**QUOTED TEXT**

# New babies!



## Zoo-Man (Apr 12, 2008)

Hey guys, I was pleasantly suprised when we came home from work tonight to see 2 tiny marmoset babies clinging to their dad, Darwin's back! I knew Tia the female was pregnant but just didn't expect them jusy yet. They are so cute, bless em!


----------



## adamntitch (Jun 17, 2007)

aww how cute how offen do they breed as am sure they had babys not long ago or was that last year lol hope they do well hunni: victory::flrt:


----------



## Zoo-Man (Apr 12, 2008)

adamntitch said:


> aww how cute how offen do they breed as am sure they had babys not long ago or was that last year lol hope they do well hunni: victory::flrt:


Thanks Adam. They breed twice a year, every 6 months. They had twins the last day of January this year too.


----------



## kimmie86 (Aug 19, 2009)

**RECORDS FOR THIS EXERCISE**
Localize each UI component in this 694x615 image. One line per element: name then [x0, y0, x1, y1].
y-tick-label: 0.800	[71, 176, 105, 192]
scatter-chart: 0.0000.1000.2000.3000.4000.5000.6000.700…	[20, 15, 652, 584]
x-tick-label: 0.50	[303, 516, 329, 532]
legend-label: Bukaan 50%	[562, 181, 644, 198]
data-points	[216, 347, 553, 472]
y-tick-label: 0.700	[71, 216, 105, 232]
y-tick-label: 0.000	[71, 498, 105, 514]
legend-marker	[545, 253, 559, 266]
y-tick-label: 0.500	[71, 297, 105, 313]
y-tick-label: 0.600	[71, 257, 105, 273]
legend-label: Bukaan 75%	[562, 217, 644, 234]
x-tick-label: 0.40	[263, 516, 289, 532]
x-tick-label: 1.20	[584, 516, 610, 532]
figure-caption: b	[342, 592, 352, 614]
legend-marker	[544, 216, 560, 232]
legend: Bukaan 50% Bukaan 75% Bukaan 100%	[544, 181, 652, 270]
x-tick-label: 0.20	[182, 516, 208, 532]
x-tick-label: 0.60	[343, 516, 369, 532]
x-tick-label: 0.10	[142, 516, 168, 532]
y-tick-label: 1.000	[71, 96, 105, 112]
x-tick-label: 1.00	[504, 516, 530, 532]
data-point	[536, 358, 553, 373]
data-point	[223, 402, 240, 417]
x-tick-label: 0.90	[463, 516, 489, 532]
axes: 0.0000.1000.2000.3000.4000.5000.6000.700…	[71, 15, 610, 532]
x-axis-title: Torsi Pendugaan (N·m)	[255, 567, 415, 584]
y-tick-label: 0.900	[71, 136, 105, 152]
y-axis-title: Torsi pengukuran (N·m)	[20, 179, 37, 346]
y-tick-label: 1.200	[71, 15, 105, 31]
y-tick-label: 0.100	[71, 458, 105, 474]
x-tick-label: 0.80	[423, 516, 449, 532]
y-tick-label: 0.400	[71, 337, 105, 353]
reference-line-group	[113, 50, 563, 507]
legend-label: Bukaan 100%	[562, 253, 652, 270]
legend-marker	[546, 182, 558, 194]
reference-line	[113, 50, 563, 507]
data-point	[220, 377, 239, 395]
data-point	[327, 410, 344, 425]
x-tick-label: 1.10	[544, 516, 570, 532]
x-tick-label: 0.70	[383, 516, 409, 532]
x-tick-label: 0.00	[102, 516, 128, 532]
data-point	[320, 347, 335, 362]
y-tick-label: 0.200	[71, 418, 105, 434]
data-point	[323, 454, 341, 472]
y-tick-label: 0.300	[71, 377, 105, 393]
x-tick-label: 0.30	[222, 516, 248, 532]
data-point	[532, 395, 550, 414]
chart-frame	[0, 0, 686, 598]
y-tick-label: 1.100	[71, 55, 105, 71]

**COMPLETE THE FOLLOWING**
(A) Put the records, from their first line through the line containing "516, 168, 532]" with both ends included, into a JSON list of strings, one string per line and no blank lines.
(B) Continue the forum thread about the new marmoset babies from where it stops.

**EXERCISE RESPONSES**
(A)
[
  "Localize each UI component in this 694x615 image. One line per element: name then [x0, y0, x1, y1].",
  "y-tick-label: 0.800\t[71, 176, 105, 192]",
  "scatter-chart: 0.0000.1000.2000.3000.4000.5000.6000.700…\t[20, 15, 652, 584]",
  "x-tick-label: 0.50\t[303, 516, 329, 532]",
  "legend-label: Bukaan 50%\t[562, 181, 644, 198]",
  "data-points\t[216, 347, 553, 472]",
  "y-tick-label: 0.700\t[71, 216, 105, 232]",
  "y-tick-label: 0.000\t[71, 498, 105, 514]",
  "legend-marker\t[545, 253, 559, 266]",
  "y-tick-label: 0.500\t[71, 297, 105, 313]",
  "y-tick-label: 0.600\t[71, 257, 105, 273]",
  "legend-label: Bukaan 75%\t[562, 217, 644, 234]",
  "x-tick-label: 0.40\t[263, 516, 289, 532]",
  "x-tick-label: 1.20\t[584, 516, 610, 532]",
  "figure-caption: b\t[342, 592, 352, 614]",
  "legend-marker\t[544, 216, 560, 232]",
  "legend: Bukaan 50% Bukaan 75% Bukaan 100%\t[544, 181, 652, 270]",
  "x-tick-label: 0.20\t[182, 516, 208, 532]",
  "x-tick-label: 0.60\t[343, 516, 369, 532]",
  "x-tick-label: 0.10\t[142, 516, 168, 532]"
]

(B)
awww I would really love a marmoset.. They are gorgeous, and amazingly intelligent. How long will it be before they can leave the home, so i can start saving!!


----------



## africa (Sep 12, 2008)

Zoo-Man said:


> Hey guys, I was pleasantly suprised when we came home from work tonight to see 2 tiny marmoset babies clinging to their dad, Darwin's back! I knew Tia the female was pregnant but just didn't expect them jusy yet. They are so cute, bless em!


Congratulations:flrt::flrt::flrt:


----------



## MissHayho (Mar 17, 2007)

congrats i bet your soooooo pleased - pics please!!!!!


----------



## brittone05 (Sep 29, 2006)

Massive congraqts Colin - goes to show them clown suits you put them in really get the ovaries working


----------



## SeaWolf (Apr 27, 2009)

aww congrats

would like to see some pictures!


----------



## Amalthea (Oct 2, 2007)

Congrats!


----------



## Marcia (Aug 23, 2009)

Congratulations :2thumb:

Any pics?


----------



## Zoo-Man (Apr 12, 2008)

kimmie86 said:


> awww I would really love a marmoset.. They are gorgeous, and amazingly intelligent. How long will it be before they can leave the home, so i can start saving!!


Got 2 for sale at the mo......:whistling2:

:lol2:


----------



## Zoo-Man (Apr 12, 2008)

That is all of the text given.